**Source:**
>> start

Ask any teacher to react to the idea of teaching teens and there will be either a shiver of horror or the exclamation of “bring it on!”. We’re going to find out why teaching teens is a not only a deeply important privilege but how it will also improve your own brain health. We’ll look at the hormonal and neurological changes that take place, and the needs of adolescents, that if met, will make for fantastic relationships and effective learning.
When Does Adolescence Start and Finish?
Going back a couple hundred years, the adolescent period used to be roughly from the age of fifteen to nineteen. These days, it begins at about 12 and can continue to the mid or even late twenties. Adolescence does not coordinate with puberty. Adolescence can begin before or after puberty begins. Given that range of contemporary adolescence, most language teachers are dealing with learners in this phase of life.
Myths We Feed Ourselves About Teens
According to psychologist Dan Siegal, many preconceived ideas we have about teens are disempowering. Let’s have a look at a few:
The first myth is that adolescents have to push against adults and get away from them, that they have no need of parents or care givers. We’ll see that adolescents need to talk to adults, be heard and receive guidance
Secondly, teens are often perceived as being “overtaken by raging hormones”. Yes, there are hormone changes. Males will experience a testosterone increase between 15 to 18 times. Meanwhile females will have an increase of estradiol levels of 8 times the amount. Naturally that changes our bodies and increases our sexual interest (Cameron, J.I. 2004). While these changes can seem rapid, the body knows what it is doing. Three glands, the hypolthalmus and pituitary in the brain and the gonads all work together to make sure this is being administrated carefully.

>> end

**Records shown:**
>> start

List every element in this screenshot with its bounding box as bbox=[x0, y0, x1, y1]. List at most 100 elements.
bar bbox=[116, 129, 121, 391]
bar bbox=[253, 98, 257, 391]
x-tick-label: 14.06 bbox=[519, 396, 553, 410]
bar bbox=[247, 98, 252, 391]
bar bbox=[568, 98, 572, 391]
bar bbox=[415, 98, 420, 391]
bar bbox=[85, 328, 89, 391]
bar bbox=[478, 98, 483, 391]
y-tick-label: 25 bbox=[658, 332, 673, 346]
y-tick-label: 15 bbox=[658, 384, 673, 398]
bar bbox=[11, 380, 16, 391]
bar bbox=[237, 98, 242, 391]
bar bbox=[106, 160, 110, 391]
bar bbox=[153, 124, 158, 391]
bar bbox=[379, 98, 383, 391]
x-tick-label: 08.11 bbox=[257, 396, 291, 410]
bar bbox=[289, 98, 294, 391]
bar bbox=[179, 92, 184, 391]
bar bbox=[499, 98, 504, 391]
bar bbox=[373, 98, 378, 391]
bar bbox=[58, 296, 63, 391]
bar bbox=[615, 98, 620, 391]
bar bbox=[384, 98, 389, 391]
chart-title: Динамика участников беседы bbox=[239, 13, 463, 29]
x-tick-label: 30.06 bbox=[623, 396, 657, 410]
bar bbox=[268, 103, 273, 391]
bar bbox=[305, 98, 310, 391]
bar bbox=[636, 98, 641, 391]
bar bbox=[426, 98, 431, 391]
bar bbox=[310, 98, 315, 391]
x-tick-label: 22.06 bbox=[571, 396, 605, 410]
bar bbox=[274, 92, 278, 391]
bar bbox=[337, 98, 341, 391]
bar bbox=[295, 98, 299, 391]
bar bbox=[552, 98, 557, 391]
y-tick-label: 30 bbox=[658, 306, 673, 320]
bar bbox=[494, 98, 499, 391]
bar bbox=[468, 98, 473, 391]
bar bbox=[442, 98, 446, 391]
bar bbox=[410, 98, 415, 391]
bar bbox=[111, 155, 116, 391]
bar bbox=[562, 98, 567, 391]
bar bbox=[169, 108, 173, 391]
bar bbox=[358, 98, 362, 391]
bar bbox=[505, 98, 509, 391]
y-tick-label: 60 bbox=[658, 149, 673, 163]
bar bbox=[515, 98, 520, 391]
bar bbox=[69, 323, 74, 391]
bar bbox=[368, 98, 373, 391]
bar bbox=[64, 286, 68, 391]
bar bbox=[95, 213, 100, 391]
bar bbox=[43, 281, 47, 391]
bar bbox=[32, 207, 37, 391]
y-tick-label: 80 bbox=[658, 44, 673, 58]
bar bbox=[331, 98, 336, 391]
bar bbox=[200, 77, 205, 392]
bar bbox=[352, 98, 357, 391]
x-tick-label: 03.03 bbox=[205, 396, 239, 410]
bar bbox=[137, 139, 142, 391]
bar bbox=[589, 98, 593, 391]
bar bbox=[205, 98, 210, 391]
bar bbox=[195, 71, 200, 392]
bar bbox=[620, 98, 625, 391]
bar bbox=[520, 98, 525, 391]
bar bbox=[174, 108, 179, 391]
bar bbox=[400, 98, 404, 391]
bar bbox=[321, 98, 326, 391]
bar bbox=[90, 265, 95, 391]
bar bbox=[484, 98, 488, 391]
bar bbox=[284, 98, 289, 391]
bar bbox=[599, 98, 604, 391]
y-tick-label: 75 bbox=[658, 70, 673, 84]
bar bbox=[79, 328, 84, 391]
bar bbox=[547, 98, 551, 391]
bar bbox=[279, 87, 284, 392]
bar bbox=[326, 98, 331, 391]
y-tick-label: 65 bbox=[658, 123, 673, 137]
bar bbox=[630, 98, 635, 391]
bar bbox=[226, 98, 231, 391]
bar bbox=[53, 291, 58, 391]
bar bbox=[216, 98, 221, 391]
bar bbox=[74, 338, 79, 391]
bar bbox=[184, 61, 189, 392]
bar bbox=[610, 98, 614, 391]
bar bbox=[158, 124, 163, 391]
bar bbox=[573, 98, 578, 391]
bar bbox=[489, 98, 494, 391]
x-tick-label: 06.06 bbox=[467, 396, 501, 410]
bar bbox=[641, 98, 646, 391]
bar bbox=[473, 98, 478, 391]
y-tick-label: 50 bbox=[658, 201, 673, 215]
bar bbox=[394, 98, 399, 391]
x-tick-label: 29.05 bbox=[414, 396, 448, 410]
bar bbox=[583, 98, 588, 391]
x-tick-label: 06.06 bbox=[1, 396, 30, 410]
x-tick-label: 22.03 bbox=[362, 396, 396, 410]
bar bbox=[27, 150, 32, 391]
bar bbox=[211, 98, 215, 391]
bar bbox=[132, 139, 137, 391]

>> end

**Set exercise A:**
According to the article on teaching teens, at roughly what age does adolescence begin today?
**Set exercise B:**
Extend the article on teaching teens, picking up after its final sentence.

**Reply A:**
At about 12.

**Reply B:**
This idea that teen behaviour is beyond their control has long been propagated and fed to teens and adults. We often use words like nutty, silly, loopy, lazy or crazy to describe this period. In Spain, there is the term “la edad del pavo” the age of the turkey. This is the very period when we can start refining how to regulate our feelings and actions.
Teens are Lazy
No. Consider them tired. Sleep is essential for adolescent memory retention and learning -9-10 hours of sleep is optimum. But consider the adolescents you know and how much sleep they generally get. Chances are, its no way near enough. We are night owls by nature in this stage of life and teens have early start times for high school and a homework load to be done in the evenings.
They're Lucky to Get Out Alive!
And as if that’s not enough, we encourage ourselves and teens to think of this period of life as something to endure and get through as quickly as possible. It’s a period one is lucky to get through alive. We shall see how important this period is and how having a teen in your life can be your life saver.
Adolescence. Why Have It?
To understand what adolescence is, we need to start with the child the adolescent is growing from. The mix of nature and nurture is shaping how the brain is structured. Nature needs a child who has first absorbed the world and been nurtured. But it then needs to move that child out into the world to be independent. Adolescence is that period of interdependent transition. Nature needs to change the brain of the person to make them independent.
Stage One: Achieving Secure Attachment: Seen, soothed and safe.
In our childhood years, and indeed throughout our lives, we need to feel secure in ourselves and our relationships so we can go out into the world to explore and transition to adulthood. Small children need to know where their safe place is when things go wrong. They look to us to enjoy their discoveries with them, and their dispair or pain. Seigal uses three S's. First, we need to be seen and recognised. We need to know that our parents and elders are with us in our feelings, that they know and “see” our mind, not just our tears. This connection is incredibly powerful.
We need our parents or elders to sense our distress, be with us in it and soothe us. What we feel as a result is that we are worthy of being noticed.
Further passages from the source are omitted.